[Dataset records]
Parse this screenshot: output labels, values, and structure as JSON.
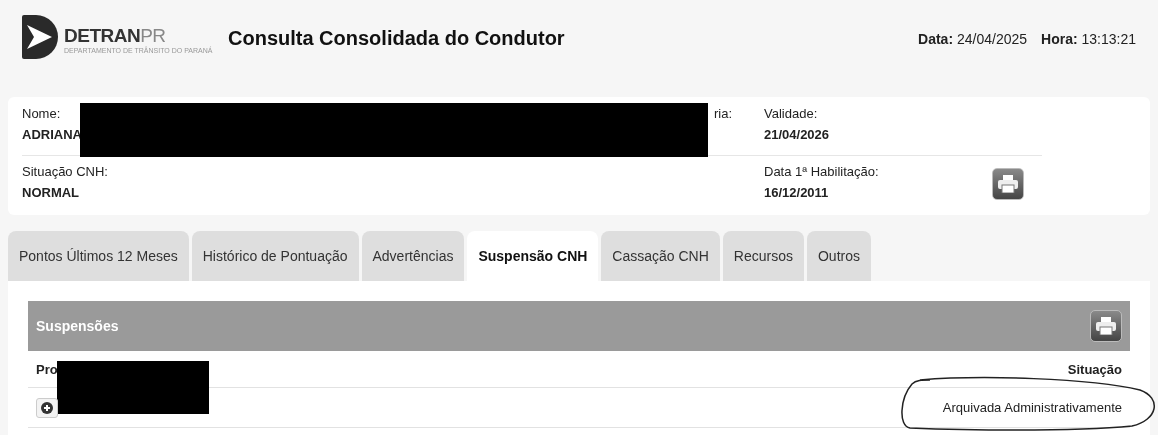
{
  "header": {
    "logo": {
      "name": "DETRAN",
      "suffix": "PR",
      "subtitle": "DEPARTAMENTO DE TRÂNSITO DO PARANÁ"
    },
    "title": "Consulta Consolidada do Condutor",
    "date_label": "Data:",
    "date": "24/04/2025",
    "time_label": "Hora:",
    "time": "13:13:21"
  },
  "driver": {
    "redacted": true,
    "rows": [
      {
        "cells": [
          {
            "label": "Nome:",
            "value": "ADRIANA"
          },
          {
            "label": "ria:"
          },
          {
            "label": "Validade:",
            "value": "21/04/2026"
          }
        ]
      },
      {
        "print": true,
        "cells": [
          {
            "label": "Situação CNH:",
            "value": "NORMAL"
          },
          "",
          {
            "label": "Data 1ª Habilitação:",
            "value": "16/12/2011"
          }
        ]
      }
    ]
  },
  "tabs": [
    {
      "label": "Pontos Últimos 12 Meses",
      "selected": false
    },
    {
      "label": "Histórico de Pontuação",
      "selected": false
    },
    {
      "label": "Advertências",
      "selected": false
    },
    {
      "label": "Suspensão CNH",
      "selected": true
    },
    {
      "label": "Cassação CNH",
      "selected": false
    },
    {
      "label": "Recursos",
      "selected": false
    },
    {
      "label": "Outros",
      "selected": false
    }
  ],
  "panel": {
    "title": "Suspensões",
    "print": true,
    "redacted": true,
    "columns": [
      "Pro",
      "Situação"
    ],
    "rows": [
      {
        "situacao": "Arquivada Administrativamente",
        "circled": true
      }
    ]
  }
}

__Your instructions__.
Restate the records above in full, word for word. Keep pictures out.

__Answer to this exercise__.
Parse this screenshot: output labels, values, and structure as JSON.
{
  "header": {
    "logo": {
      "name": "DETRAN",
      "suffix": "PR",
      "subtitle": "DEPARTAMENTO DE TRÂNSITO DO PARANÁ"
    },
    "title": "Consulta Consolidada do Condutor",
    "date_label": "Data:",
    "date": "24/04/2025",
    "time_label": "Hora:",
    "time": "13:13:21"
  },
  "driver": {
    "redacted": true,
    "rows": [
      {
        "cells": [
          {
            "label": "Nome:",
            "value": "ADRIANA"
          },
          {
            "label": "ria:"
          },
          {
            "label": "Validade:",
            "value": "21/04/2026"
          }
        ]
      },
      {
        "print": true,
        "cells": [
          {
            "label": "Situação CNH:",
            "value": "NORMAL"
          },
          "",
          {
            "label": "Data 1ª Habilitação:",
            "value": "16/12/2011"
          }
        ]
      }
    ]
  },
  "tabs": [
    {
      "label": "Pontos Últimos 12 Meses",
      "selected": false
    },
    {
      "label": "Histórico de Pontuação",
      "selected": false
    },
    {
      "label": "Advertências",
      "selected": false
    },
    {
      "label": "Suspensão CNH",
      "selected": true
    },
    {
      "label": "Cassação CNH",
      "selected": false
    },
    {
      "label": "Recursos",
      "selected": false
    },
    {
      "label": "Outros",
      "selected": false
    }
  ],
  "panel": {
    "title": "Suspensões",
    "print": true,
    "redacted": true,
    "columns": [
      "Pro",
      "Situação"
    ],
    "rows": [
      {
        "situacao": "Arquivada Administrativamente",
        "circled": true
      }
    ]
  }
}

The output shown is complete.